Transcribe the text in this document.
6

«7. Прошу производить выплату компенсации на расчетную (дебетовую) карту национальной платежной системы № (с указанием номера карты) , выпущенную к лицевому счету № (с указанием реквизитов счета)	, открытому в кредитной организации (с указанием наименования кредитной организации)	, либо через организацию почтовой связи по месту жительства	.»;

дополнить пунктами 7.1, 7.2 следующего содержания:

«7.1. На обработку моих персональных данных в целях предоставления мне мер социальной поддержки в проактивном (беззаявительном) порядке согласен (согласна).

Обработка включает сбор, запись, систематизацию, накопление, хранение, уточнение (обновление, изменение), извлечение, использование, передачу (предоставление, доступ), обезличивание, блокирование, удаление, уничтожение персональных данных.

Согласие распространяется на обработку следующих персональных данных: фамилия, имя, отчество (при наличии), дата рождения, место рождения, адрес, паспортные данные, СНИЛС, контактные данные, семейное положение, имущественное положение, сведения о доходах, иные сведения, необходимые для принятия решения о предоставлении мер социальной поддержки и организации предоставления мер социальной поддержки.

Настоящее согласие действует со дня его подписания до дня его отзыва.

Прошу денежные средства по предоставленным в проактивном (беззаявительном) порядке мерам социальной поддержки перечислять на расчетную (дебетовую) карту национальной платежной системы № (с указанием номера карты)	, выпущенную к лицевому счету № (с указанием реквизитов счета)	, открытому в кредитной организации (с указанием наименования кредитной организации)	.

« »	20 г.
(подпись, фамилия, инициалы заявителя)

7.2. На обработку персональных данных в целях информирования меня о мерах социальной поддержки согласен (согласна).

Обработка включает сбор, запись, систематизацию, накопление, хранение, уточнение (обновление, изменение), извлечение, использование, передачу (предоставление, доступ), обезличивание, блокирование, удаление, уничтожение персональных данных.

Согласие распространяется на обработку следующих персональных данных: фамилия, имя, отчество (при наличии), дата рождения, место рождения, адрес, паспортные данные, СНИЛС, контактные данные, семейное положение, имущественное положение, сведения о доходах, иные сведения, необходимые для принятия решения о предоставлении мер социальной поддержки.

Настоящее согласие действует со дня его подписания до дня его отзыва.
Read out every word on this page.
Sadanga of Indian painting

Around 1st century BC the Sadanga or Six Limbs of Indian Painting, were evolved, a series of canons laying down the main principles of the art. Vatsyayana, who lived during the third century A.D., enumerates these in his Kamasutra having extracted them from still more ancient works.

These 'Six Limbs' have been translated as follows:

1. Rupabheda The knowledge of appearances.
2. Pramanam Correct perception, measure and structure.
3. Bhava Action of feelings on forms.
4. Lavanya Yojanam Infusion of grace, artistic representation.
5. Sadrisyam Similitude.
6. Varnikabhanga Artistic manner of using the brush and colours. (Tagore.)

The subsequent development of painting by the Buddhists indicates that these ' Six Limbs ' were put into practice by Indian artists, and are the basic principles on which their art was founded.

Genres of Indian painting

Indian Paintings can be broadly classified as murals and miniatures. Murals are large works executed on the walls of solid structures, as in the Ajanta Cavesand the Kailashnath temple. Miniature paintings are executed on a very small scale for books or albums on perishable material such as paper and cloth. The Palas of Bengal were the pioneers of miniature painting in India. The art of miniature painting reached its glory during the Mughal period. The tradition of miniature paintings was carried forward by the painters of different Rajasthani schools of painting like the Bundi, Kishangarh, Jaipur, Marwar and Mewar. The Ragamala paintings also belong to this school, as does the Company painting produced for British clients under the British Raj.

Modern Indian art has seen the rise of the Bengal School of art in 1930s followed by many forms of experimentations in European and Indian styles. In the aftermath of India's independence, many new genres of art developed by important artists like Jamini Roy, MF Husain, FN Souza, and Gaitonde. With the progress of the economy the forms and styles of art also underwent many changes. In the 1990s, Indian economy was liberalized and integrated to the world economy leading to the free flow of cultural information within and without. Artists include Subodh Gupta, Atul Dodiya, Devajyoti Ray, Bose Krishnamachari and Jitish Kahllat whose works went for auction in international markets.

★ ★ ★ ★ ★ ★ ★

## [Task directions]
Give all the records again. Match them exactly.

## [Completed exercise]
Transcribe the text in this document.
6

«7. Прошу производить выплату компенсации на расчетную (дебетовую) карту национальной платежной системы № (с указанием номера карты) , выпущенную к лицевому счету № (с указанием реквизитов счета)	, открытому в кредитной организации (с указанием наименования кредитной организации)	, либо через организацию почтовой связи по месту жительства	.»;

дополнить пунктами 7.1, 7.2 следующего содержания:

«7.1. На обработку моих персональных данных в целях предоставления мне мер социальной поддержки в проактивном (беззаявительном) порядке согласен (согласна).

Обработка включает сбор, запись, систематизацию, накопление, хранение, уточнение (обновление, изменение), извлечение, использование, передачу (предоставление, доступ), обезличивание, блокирование, удаление, уничтожение персональных данных.

Согласие распространяется на обработку следующих персональных данных: фамилия, имя, отчество (при наличии), дата рождения, место рождения, адрес, паспортные данные, СНИЛС, контактные данные, семейное положение, имущественное положение, сведения о доходах, иные сведения, необходимые для принятия решения о предоставлении мер социальной поддержки и организации предоставления мер социальной поддержки.

Настоящее согласие действует со дня его подписания до дня его отзыва.

Прошу денежные средства по предоставленным в проактивном (беззаявительном) порядке мерам социальной поддержки перечислять на расчетную (дебетовую) карту национальной платежной системы № (с указанием номера карты)	, выпущенную к лицевому счету № (с указанием реквизитов счета)	, открытому в кредитной организации (с указанием наименования кредитной организации)	.

« »	20 г.
(подпись, фамилия, инициалы заявителя)

7.2. На обработку персональных данных в целях информирования меня о мерах социальной поддержки согласен (согласна).

Обработка включает сбор, запись, систематизацию, накопление, хранение, уточнение (обновление, изменение), извлечение, использование, передачу (предоставление, доступ), обезличивание, блокирование, удаление, уничтожение персональных данных.

Согласие распространяется на обработку следующих персональных данных: фамилия, имя, отчество (при наличии), дата рождения, место рождения, адрес, паспортные данные, СНИЛС, контактные данные, семейное положение, имущественное положение, сведения о доходах, иные сведения, необходимые для принятия решения о предоставлении мер социальной поддержки.

Настоящее согласие действует со дня его подписания до дня его отзыва.
Read out every word on this page.
Sadanga of Indian painting

Around 1st century BC the Sadanga or Six Limbs of Indian Painting, were evolved, a series of canons laying down the main principles of the art. Vatsyayana, who lived during the third century A.D., enumerates these in his Kamasutra having extracted them from still more ancient works.

These 'Six Limbs' have been translated as follows:

1. Rupabheda The knowledge of appearances.
2. Pramanam Correct perception, measure and structure.
3. Bhava Action of feelings on forms.
4. Lavanya Yojanam Infusion of grace, artistic representation.
5. Sadrisyam Similitude.
6. Varnikabhanga Artistic manner of using the brush and colours. (Tagore.)

The subsequent development of painting by the Buddhists indicates that these ' Six Limbs ' were put into practice by Indian artists, and are the basic principles on which their art was founded.

Genres of Indian painting

Indian Paintings can be broadly classified as murals and miniatures. Murals are large works executed on the walls of solid structures, as in the Ajanta Cavesand the Kailashnath temple. Miniature paintings are executed on a very small scale for books or albums on perishable material such as paper and cloth. The Palas of Bengal were the pioneers of miniature painting in India. The art of miniature painting reached its glory during the Mughal period. The tradition of miniature paintings was carried forward by the painters of different Rajasthani schools of painting like the Bundi, Kishangarh, Jaipur, Marwar and Mewar. The Ragamala paintings also belong to this school, as does the Company painting produced for British clients under the British Raj.

Modern Indian art has seen the rise of the Bengal School of art in 1930s followed by many forms of experimentations in European and Indian styles. In the aftermath of India's independence, many new genres of art developed by important artists like Jamini Roy, MF Husain, FN Souza, and Gaitonde. With the progress of the economy the forms and styles of art also underwent many changes. In the 1990s, Indian economy was liberalized and integrated to the world economy leading to the free flow of cultural information within and without. Artists include Subodh Gupta, Atul Dodiya, Devajyoti Ray, Bose Krishnamachari and Jitish Kahllat whose works went for auction in international markets.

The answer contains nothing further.